> _PROBLEM DESCRIPTION_: Restate each of the lines given below, word for word.

**** DATA PROVIDED ****

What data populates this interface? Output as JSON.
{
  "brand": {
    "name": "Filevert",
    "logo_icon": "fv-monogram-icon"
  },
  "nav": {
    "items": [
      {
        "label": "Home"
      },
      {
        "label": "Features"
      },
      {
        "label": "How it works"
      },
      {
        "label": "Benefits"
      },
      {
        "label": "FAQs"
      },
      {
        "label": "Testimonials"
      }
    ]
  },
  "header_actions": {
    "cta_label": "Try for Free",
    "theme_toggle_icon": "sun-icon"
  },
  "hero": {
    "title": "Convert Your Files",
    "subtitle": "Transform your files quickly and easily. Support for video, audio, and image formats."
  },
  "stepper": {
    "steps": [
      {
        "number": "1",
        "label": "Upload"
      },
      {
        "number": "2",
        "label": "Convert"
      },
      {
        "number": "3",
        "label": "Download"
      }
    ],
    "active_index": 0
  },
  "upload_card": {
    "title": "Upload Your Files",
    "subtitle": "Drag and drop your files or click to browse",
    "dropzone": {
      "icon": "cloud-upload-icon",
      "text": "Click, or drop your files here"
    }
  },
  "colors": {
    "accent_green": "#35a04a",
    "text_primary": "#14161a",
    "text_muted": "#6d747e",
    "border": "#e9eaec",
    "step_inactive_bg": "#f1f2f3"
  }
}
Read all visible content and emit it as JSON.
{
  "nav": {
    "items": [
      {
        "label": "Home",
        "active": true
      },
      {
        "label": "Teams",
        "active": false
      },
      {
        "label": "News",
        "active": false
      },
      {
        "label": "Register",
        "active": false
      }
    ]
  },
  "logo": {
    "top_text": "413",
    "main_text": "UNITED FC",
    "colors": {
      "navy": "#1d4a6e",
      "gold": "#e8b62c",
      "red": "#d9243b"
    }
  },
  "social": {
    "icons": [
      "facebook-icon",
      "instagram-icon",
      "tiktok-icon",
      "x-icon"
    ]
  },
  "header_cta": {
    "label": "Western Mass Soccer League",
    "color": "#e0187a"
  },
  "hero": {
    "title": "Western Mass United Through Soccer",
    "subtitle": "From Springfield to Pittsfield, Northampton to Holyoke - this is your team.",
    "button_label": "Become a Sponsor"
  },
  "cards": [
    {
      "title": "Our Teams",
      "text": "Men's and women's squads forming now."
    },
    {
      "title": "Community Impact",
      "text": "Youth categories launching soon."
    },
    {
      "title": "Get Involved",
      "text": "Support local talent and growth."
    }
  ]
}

****

> _COMPLETED TASK_:
What data populates this interface? Output as JSON.
{
  "brand": {
    "name": "Filevert",
    "logo_icon": "fv-monogram-icon"
  },
  "nav": {
    "items": [
      {
        "label": "Home"
      },
      {
        "label": "Features"
      },
      {
        "label": "How it works"
      },
      {
        "label": "Benefits"
      },
      {
        "label": "FAQs"
      },
      {
        "label": "Testimonials"
      }
    ]
  },
  "header_actions": {
    "cta_label": "Try for Free",
    "theme_toggle_icon": "sun-icon"
  },
  "hero": {
    "title": "Convert Your Files",
    "subtitle": "Transform your files quickly and easily. Support for video, audio, and image formats."
  },
  "stepper": {
    "steps": [
      {
        "number": "1",
        "label": "Upload"
      },
      {
        "number": "2",
        "label": "Convert"
      },
      {
        "number": "3",
        "label": "Download"
      }
    ],
    "active_index": 0
  },
  "upload_card": {
    "title": "Upload Your Files",
    "subtitle": "Drag and drop your files or click to browse",
    "dropzone": {
      "icon": "cloud-upload-icon",
      "text": "Click, or drop your files here"
    }
  },
  "colors": {
    "accent_green": "#35a04a",
    "text_primary": "#14161a",
    "text_muted": "#6d747e",
    "border": "#e9eaec",
    "step_inactive_bg": "#f1f2f3"
  }
}
Read all visible content and emit it as JSON.
{
  "nav": {
    "items": [
      {
        "label": "Home",
        "active": true
      },
      {
        "label": "Teams",
        "active": false
      },
      {
        "label": "News",
        "active": false
      },
      {
        "label": "Register",
        "active": false
      }
    ]
  },
  "logo": {
    "top_text": "413",
    "main_text": "UNITED FC",
    "colors": {
      "navy": "#1d4a6e",
      "gold": "#e8b62c",
      "red": "#d9243b"
    }
  },
  "social": {
    "icons": [
      "facebook-icon",
      "instagram-icon",
      "tiktok-icon",
      "x-icon"
    ]
  },
  "header_cta": {
    "label": "Western Mass Soccer League",
    "color": "#e0187a"
  },
  "hero": {
    "title": "Western Mass United Through Soccer",
    "subtitle": "From Springfield to Pittsfield, Northampton to Holyoke - this is your team.",
    "button_label": "Become a Sponsor"
  },
  "cards": [
    {
      "title": "Our Teams",
      "text": "Men's and women's squads forming now."
    },
    {
      "title": "Community Impact",
      "text": "Youth categories launching soon."
    },
    {
      "title": "Get Involved",
      "text": "Support local talent and growth."
    }
  ]
}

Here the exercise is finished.